■ Requirements ■
Reproduce all of the data exactly, with no line skipped.

■ The data ■

────────────────────────────────────────

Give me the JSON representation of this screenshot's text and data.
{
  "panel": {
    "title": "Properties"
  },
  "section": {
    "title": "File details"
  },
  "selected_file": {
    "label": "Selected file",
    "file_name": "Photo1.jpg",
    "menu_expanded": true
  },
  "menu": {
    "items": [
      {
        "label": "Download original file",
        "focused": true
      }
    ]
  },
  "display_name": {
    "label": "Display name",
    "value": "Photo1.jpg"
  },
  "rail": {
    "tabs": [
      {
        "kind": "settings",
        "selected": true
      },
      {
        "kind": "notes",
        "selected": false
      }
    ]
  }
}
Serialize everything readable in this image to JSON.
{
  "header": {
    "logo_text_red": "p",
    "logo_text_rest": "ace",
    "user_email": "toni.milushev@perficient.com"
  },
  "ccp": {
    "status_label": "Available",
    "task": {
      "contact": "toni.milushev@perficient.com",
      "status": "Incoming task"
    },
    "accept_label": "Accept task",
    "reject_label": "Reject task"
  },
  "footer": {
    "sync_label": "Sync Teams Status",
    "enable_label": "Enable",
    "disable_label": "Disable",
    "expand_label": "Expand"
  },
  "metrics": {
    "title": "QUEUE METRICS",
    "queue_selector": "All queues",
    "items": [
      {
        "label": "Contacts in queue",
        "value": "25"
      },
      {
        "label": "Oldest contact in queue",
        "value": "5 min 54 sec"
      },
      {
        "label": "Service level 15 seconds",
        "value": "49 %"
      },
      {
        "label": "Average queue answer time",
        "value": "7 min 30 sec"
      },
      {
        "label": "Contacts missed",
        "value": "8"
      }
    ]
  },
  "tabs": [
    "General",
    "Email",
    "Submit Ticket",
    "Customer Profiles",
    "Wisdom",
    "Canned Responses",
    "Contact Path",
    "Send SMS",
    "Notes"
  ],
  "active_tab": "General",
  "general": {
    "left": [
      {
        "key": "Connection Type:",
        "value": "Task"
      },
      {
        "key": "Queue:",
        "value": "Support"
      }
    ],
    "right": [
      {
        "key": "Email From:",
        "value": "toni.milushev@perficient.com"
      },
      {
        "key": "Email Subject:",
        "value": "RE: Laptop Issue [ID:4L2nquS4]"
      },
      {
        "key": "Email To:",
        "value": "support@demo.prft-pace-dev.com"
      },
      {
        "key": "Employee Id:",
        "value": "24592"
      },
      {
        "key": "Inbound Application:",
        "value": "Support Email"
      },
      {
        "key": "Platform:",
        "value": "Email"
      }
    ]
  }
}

────────────────────────────────────────

■ Task solution ■
Give me the JSON representation of this screenshot's text and data.
{
  "panel": {
    "title": "Properties"
  },
  "section": {
    "title": "File details"
  },
  "selected_file": {
    "label": "Selected file",
    "file_name": "Photo1.jpg",
    "menu_expanded": true
  },
  "menu": {
    "items": [
      {
        "label": "Download original file",
        "focused": true
      }
    ]
  },
  "display_name": {
    "label": "Display name",
    "value": "Photo1.jpg"
  },
  "rail": {
    "tabs": [
      {
        "kind": "settings",
        "selected": true
      },
      {
        "kind": "notes",
        "selected": false
      }
    ]
  }
}
Serialize everything readable in this image to JSON.
{
  "header": {
    "logo_text_red": "p",
    "logo_text_rest": "ace",
    "user_email": "toni.milushev@perficient.com"
  },
  "ccp": {
    "status_label": "Available",
    "task": {
      "contact": "toni.milushev@perficient.com",
      "status": "Incoming task"
    },
    "accept_label": "Accept task",
    "reject_label": "Reject task"
  },
  "footer": {
    "sync_label": "Sync Teams Status",
    "enable_label": "Enable",
    "disable_label": "Disable",
    "expand_label": "Expand"
  },
  "metrics": {
    "title": "QUEUE METRICS",
    "queue_selector": "All queues",
    "items": [
      {
        "label": "Contacts in queue",
        "value": "25"
      },
      {
        "label": "Oldest contact in queue",
        "value": "5 min 54 sec"
      },
      {
        "label": "Service level 15 seconds",
        "value": "49 %"
      },
      {
        "label": "Average queue answer time",
        "value": "7 min 30 sec"
      },
      {
        "label": "Contacts missed",
        "value": "8"
      }
    ]
  },
  "tabs": [
    "General",
    "Email",
    "Submit Ticket",
    "Customer Profiles",
    "Wisdom",
    "Canned Responses",
    "Contact Path",
    "Send SMS",
    "Notes"
  ],
  "active_tab": "General",
  "general": {
    "left": [
      {
        "key": "Connection Type:",
        "value": "Task"
      },
      {
        "key": "Queue:",
        "value": "Support"
      }
    ],
    "right": [
      {
        "key": "Email From:",
        "value": "toni.milushev@perficient.com"
      },
      {
        "key": "Email Subject:",
        "value": "RE: Laptop Issue [ID:4L2nquS4]"
      },
      {
        "key": "Email To:",
        "value": "support@demo.prft-pace-dev.com"
      },
      {
        "key": "Employee Id:",
        "value": "24592"
      },
      {
        "key": "Inbound Application:",
        "value": "Support Email"
      },
      {
        "key": "Platform:",
        "value": "Email"
      }
    ]
  }
}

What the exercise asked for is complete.